___ PROVIDED INFORMATION ___
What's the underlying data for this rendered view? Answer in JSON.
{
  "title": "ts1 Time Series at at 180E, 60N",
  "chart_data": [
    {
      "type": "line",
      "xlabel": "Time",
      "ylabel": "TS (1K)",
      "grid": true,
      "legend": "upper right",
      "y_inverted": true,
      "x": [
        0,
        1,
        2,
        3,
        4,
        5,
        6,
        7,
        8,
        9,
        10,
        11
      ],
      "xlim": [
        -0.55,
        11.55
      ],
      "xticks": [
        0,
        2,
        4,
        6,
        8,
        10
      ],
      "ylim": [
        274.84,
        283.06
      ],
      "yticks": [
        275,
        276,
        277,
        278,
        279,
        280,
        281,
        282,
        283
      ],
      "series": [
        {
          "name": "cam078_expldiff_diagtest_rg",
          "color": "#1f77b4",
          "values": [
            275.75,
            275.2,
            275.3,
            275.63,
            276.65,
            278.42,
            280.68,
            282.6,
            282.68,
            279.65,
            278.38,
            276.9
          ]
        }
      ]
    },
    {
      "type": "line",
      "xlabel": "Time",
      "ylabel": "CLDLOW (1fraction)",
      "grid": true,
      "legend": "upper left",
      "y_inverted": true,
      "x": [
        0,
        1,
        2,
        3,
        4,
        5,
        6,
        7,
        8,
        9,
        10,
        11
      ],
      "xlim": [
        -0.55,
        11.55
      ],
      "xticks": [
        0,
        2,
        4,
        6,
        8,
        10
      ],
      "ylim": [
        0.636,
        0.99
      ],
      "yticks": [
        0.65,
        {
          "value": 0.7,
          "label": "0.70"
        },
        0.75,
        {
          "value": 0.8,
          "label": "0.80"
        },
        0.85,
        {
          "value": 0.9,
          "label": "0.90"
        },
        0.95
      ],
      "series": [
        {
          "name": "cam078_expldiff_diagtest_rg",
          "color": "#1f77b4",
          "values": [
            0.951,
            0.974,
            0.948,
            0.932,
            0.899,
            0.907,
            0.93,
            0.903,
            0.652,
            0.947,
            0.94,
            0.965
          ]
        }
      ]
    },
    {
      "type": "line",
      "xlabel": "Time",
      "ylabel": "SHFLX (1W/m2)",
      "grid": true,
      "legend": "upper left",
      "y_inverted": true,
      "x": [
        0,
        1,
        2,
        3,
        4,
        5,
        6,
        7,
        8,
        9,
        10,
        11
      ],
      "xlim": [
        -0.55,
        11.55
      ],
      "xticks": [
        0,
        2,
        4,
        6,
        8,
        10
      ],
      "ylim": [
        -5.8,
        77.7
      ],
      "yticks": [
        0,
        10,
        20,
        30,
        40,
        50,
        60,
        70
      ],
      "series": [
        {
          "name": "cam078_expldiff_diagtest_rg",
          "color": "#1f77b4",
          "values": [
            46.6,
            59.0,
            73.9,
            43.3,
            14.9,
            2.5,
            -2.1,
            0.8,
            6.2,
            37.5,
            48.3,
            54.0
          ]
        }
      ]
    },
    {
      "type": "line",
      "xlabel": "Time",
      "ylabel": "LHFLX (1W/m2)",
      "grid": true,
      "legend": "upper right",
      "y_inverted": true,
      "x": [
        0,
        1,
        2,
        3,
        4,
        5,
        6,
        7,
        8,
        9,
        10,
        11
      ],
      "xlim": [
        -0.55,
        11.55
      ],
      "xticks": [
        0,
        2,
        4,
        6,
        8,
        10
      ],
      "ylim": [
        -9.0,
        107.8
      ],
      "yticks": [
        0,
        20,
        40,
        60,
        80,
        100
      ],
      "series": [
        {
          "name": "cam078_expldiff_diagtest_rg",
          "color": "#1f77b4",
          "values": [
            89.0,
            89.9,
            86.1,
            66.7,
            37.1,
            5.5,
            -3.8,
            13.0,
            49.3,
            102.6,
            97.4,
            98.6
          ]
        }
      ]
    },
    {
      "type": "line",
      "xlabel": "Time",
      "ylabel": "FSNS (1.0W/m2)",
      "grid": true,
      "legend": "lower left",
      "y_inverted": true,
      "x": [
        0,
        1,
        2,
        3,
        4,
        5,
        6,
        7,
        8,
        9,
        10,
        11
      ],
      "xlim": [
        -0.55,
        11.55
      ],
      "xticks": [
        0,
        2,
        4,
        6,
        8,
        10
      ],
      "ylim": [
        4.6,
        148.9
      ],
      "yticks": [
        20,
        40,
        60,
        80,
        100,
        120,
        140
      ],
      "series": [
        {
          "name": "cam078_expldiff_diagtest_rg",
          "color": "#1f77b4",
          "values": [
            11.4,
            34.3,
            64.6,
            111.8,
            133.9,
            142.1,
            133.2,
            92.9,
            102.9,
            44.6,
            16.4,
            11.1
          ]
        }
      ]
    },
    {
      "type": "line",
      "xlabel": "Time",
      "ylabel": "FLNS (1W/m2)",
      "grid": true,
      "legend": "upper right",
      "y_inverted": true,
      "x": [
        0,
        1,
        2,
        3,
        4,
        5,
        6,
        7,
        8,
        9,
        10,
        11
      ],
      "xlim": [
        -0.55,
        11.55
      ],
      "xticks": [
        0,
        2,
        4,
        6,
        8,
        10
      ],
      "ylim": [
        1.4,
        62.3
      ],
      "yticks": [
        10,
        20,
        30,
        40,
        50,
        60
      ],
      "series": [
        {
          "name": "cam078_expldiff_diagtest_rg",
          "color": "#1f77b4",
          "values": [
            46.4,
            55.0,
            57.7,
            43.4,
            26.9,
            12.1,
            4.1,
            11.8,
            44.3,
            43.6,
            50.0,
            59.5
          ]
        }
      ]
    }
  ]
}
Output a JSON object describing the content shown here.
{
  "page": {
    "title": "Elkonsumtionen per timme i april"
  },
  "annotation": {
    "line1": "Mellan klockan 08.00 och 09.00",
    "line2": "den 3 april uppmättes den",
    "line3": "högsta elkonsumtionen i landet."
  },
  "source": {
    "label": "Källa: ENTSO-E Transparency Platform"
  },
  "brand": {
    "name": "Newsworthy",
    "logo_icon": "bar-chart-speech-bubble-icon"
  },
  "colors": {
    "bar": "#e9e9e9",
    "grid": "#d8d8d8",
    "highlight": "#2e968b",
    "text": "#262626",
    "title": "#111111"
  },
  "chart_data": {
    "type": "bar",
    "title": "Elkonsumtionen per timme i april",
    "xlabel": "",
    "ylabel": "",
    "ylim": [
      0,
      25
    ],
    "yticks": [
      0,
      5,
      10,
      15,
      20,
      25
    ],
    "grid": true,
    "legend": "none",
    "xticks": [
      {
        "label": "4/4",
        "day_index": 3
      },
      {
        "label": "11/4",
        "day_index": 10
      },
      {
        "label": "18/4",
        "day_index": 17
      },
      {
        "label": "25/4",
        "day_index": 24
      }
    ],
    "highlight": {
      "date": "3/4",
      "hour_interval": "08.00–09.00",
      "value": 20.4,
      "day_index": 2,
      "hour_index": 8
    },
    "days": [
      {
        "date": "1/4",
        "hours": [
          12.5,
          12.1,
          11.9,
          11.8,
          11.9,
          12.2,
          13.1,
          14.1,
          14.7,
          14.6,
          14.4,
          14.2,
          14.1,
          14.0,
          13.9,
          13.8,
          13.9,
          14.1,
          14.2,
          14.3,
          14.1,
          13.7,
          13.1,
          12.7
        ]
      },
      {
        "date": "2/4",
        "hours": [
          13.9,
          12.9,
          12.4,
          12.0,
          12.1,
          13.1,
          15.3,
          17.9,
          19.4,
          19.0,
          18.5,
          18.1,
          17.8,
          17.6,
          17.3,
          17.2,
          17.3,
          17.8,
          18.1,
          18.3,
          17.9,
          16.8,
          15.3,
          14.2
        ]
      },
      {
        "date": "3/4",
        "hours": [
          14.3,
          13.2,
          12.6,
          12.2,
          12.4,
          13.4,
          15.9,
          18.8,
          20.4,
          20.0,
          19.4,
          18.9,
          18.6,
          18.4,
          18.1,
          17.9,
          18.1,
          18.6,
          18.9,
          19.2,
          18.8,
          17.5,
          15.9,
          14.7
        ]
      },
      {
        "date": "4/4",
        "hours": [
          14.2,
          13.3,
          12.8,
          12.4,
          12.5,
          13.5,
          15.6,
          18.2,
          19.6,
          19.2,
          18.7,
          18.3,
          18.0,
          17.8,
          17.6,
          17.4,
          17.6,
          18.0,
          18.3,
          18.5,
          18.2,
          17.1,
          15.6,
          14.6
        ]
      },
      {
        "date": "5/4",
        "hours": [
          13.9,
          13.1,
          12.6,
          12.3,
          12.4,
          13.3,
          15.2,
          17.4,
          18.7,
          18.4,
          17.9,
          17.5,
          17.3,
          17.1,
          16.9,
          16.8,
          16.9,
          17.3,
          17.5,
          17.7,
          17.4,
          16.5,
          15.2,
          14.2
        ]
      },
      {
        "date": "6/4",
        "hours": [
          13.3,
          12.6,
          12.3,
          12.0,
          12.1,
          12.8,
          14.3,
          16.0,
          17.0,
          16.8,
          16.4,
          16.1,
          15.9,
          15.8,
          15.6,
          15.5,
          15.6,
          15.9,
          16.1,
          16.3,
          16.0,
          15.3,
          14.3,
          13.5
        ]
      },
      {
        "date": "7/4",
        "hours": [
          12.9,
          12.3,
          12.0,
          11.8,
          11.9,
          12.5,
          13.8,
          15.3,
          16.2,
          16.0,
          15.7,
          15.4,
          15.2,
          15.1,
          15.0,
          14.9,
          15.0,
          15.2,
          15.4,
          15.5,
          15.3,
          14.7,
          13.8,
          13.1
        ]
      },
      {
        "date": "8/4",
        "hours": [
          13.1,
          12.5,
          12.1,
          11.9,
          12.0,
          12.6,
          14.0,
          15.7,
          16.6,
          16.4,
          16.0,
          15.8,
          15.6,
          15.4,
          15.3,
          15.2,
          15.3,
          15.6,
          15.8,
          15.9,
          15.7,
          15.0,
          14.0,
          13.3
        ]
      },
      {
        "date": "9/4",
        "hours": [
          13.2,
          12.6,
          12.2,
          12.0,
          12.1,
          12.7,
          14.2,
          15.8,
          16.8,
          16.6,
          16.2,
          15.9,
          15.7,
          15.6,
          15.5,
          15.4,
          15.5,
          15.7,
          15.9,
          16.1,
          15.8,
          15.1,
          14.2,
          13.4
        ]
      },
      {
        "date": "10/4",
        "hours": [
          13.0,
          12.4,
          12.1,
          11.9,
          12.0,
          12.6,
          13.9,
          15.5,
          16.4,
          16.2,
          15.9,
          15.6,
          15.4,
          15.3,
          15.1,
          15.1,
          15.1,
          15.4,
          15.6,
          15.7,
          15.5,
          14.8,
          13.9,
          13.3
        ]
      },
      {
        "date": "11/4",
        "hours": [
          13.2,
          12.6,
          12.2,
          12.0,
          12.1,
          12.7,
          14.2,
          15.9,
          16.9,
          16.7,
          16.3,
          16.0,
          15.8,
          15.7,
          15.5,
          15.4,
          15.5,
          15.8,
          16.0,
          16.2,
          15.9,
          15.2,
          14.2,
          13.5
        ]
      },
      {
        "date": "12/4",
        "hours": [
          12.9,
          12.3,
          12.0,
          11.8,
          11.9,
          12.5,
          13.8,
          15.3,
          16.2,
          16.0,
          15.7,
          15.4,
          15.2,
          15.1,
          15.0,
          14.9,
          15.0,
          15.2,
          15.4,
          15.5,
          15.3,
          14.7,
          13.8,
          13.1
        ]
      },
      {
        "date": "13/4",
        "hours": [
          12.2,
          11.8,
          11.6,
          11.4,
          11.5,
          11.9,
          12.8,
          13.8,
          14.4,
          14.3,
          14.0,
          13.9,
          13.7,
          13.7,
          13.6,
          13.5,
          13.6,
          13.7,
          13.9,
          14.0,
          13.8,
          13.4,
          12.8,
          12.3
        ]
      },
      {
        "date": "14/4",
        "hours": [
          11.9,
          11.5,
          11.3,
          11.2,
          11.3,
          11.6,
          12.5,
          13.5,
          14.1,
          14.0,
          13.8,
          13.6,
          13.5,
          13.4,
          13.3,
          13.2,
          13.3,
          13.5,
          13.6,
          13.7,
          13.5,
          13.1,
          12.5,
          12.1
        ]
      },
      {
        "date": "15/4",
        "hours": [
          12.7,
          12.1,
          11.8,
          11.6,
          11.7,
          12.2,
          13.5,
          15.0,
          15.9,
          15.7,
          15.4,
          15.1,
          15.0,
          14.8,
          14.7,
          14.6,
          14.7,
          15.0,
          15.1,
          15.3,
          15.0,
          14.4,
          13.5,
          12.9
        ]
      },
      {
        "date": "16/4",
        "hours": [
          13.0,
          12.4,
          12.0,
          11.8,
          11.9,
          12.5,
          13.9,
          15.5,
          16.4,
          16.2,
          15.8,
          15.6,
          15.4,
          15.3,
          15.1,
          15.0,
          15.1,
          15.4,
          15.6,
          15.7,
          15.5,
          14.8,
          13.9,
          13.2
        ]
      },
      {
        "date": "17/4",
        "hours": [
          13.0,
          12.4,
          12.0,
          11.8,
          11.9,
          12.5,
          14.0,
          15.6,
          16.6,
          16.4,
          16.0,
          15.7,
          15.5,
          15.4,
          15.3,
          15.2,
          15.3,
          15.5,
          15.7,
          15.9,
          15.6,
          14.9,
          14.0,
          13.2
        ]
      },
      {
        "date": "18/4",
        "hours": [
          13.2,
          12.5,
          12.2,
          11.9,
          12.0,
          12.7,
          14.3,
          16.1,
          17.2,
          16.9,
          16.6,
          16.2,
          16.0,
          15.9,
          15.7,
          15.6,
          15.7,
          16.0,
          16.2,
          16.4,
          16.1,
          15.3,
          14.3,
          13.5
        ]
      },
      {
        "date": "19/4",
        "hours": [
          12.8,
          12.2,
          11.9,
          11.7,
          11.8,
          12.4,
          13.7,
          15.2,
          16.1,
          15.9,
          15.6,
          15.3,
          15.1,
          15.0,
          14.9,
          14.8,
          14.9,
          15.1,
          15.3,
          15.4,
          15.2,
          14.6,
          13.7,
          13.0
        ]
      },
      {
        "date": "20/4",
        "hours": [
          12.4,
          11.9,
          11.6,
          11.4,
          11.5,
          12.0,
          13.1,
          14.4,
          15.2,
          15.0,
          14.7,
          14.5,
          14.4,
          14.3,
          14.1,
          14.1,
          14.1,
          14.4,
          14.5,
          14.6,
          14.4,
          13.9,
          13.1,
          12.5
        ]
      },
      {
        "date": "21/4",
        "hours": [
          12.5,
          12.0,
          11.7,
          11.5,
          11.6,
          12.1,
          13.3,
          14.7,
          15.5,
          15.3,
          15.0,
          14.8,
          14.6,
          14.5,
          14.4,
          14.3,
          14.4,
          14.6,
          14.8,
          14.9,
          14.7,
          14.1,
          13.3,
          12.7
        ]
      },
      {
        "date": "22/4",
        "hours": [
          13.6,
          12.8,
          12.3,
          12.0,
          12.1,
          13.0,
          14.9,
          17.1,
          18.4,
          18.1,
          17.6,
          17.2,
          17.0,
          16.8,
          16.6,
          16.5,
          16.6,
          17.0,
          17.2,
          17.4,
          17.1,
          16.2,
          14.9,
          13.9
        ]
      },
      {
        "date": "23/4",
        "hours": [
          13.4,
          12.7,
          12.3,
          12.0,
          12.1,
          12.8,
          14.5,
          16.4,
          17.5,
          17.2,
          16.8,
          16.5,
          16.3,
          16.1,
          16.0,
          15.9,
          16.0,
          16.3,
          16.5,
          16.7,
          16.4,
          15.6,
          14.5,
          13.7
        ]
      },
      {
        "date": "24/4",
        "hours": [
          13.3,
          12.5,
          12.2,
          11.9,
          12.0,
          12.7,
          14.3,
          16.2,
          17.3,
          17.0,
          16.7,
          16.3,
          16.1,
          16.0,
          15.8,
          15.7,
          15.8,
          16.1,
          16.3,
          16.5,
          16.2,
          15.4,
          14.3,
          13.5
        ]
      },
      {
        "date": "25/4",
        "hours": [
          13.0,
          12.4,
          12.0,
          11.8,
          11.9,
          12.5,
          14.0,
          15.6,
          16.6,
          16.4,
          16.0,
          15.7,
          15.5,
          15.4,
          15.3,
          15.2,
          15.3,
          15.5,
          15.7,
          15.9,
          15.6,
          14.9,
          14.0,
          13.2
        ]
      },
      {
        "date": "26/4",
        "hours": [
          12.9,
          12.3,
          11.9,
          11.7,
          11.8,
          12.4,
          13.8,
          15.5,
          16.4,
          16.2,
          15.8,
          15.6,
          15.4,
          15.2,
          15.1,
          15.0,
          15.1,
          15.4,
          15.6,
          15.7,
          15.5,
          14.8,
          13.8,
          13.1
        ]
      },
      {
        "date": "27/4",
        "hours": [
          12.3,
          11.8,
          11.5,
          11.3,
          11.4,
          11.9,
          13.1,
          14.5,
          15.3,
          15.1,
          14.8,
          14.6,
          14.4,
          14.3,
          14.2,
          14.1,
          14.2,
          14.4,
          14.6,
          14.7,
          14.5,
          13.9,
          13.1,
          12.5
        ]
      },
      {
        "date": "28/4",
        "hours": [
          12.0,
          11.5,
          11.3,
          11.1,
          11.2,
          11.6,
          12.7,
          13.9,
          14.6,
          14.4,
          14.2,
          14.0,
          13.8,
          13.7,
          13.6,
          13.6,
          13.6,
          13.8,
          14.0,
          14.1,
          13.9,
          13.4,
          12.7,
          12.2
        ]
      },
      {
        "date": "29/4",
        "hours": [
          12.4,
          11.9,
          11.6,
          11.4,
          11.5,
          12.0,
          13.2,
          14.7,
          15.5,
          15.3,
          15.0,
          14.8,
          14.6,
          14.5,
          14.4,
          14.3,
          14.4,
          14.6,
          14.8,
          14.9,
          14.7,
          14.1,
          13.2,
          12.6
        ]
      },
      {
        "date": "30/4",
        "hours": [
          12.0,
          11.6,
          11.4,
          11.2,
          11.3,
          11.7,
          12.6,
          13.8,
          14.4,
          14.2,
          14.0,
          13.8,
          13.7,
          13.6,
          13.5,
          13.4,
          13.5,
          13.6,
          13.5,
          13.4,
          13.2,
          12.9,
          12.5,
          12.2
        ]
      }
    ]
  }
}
___
### TASK DETAILS
The required output is the number of lines containing the word "ylabel", and nothing besides.

### RESPONSE TO THIS EXERCISE
7